## TASK DESCRIPTION
In the listing below, locate the lines bearing the word "What". Copy every one of them.

___ RAW RECORDS ___

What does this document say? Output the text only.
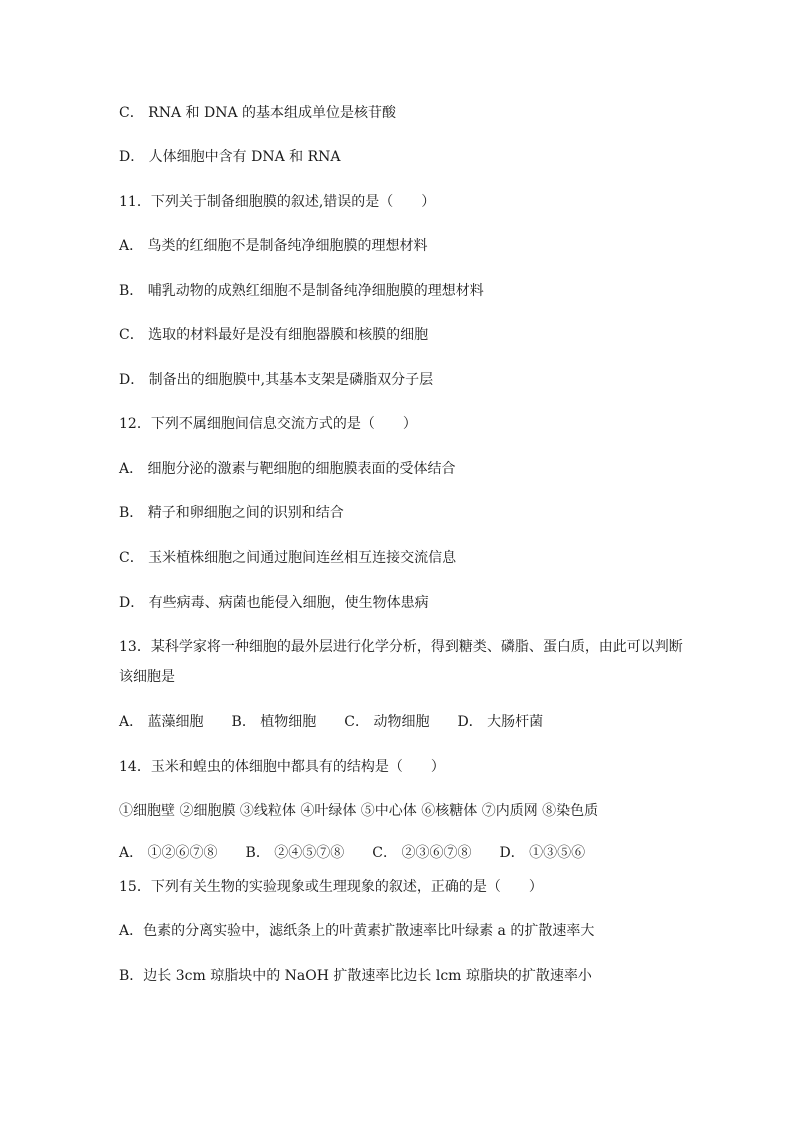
C． RNA 和 DNA 的基本组成单位是核苷酸
D． 人体细胞中含有 DNA 和 RNA
11．下列关于制备细胞膜的叙述,错误的是（　　）
A． 鸟类的红细胞不是制备纯净细胞膜的理想材料
B． 哺乳动物的成熟红细胞不是制备纯净细胞膜的理想材料
C． 选取的材料最好是没有细胞器膜和核膜的细胞
D． 制备出的细胞膜中,其基本支架是磷脂双分子层
12．下列不属细胞间信息交流方式的是（　　）
A． 细胞分泌的激素与靶细胞的细胞膜表面的受体结合
B． 精子和卵细胞之间的识别和结合
C． 玉米植株细胞之间通过胞间连丝相互连接交流信息
D． 有些病毒、病菌也能侵入细胞，使生物体患病
13．某科学家将一种细胞的最外层进行化学分析，得到糖类、磷脂、蛋白质，由此可以判断
该细胞是
A． 蓝藻细胞　　B． 植物细胞　　C． 动物细胞　　D． 大肠杆菌
14．玉米和蝗虫的体细胞中都具有的结构是（　　）
①细胞壁 ②细胞膜 ③线粒体 ④叶绿体 ⑤中心体 ⑥核糖体 ⑦内质网 ⑧染色质
A． ①②⑥⑦⑧　　B． ②④⑤⑦⑧　　C． ②③⑥⑦⑧　　D． ①③⑤⑥
15．下列有关生物的实验现象或生理现象的叙述，正确的是（　　）
A．色素的分离实验中，滤纸条上的叶黄素扩散速率比叶绿素 a 的扩散速率大
B．边长 3cm 琼脂块中的 NaOH 扩散速率比边长 lcm 琼脂块的扩散速率小
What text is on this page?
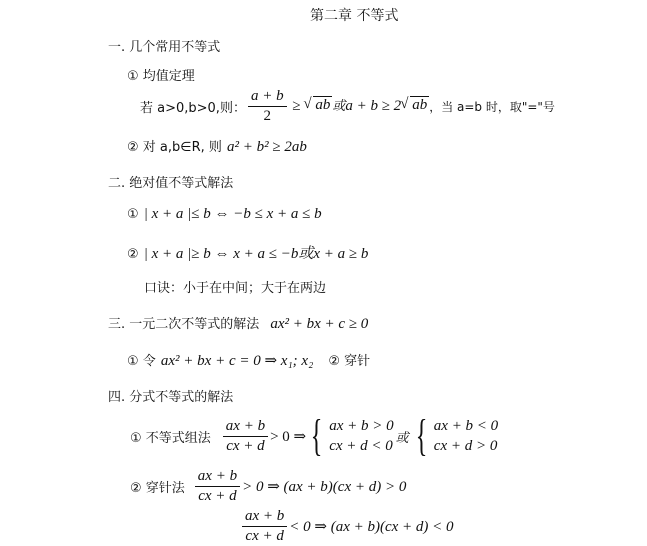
第二章 不等式
一. 几个常用不等式
① 均值定理
若 a>0,b>0,则： $\frac{a + b}{2}$ ≥ √ ab 或a + b ≥ 2√ ab ，当 a=b 时，取"="号
② 对 a,b∈R, 则 a² + b² ≥ 2ab
二. 绝对值不等式解法
① | x + a |≤ b ⇔ −b ≤ x + a ≤ b
② | x + a |≥ b ⇔ x + a ≤ −b或x + a ≥ b
口诀：小于在中间；大于在两边
三. 一元二次不等式的解法 ax² + bx + c ≥ 0
① 令 ax² + bx + c = 0 ⇒ x₁; x₂ ② 穿针
四. 分式不等式的解法
① 不等式组法 $\frac{ax + b}{cx + d} > 0$ ⇒ { ax + b > 0
cx + d < 0 或 { ax + b < 0
cx + d > 0
② 穿针法 $\frac{ax + b}{cx + d} > 0$ ⇒ (ax + b)(cx + d) > 0
$\frac{ax + b}{cx + d} < 0$ ⇒ (ax + b)(cx + d) < 0
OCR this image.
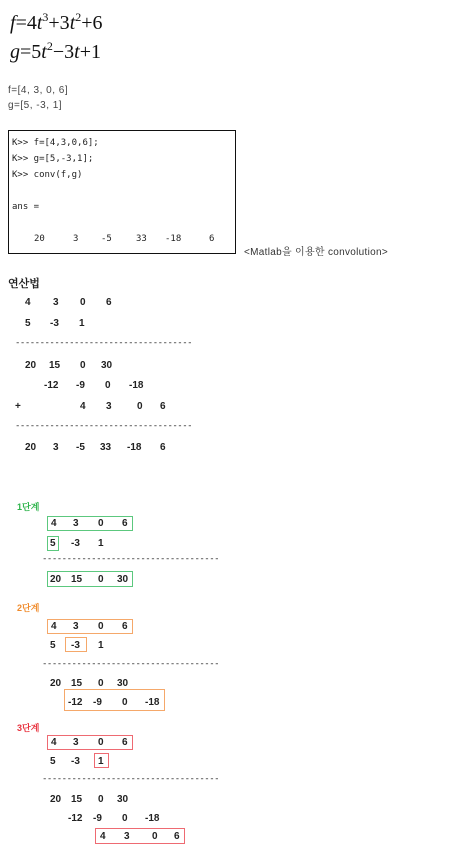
$f=4t^3+3t^2+6$
$g=5t^2-3t+1$
f=[4, 3, 0, 6]
g=[5, -3, 1]
K>> f=[4,3,0,6];
K>> g=[5,-3,1];
K>> conv(f,g)
ans =
20	3	-5	33 -18	6
<Matlab을 이용한 convolution>
연산법
4 3 0 6
5 -3 1
------------------------------------
20 15 0 30
-12 -9 0 -18
+	4 3	0 6
------------------------------------
20 3 -5 33 -18 6
1단계
4 3 0 6
5 -3 1
------------------------------------
20 15 0 30
2단계
4 3 0 6
5 -3 1
------------------------------------
20 15 0 30
-12 -9 0 -18
3단계
4 3 0 6
5 -3 1
------------------------------------
20 15 0 30
-12 -9 0 -18
4 3 0 6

___

## PROBLEM SOLUTION
What does this document say? Output the text only.
What text is on this page?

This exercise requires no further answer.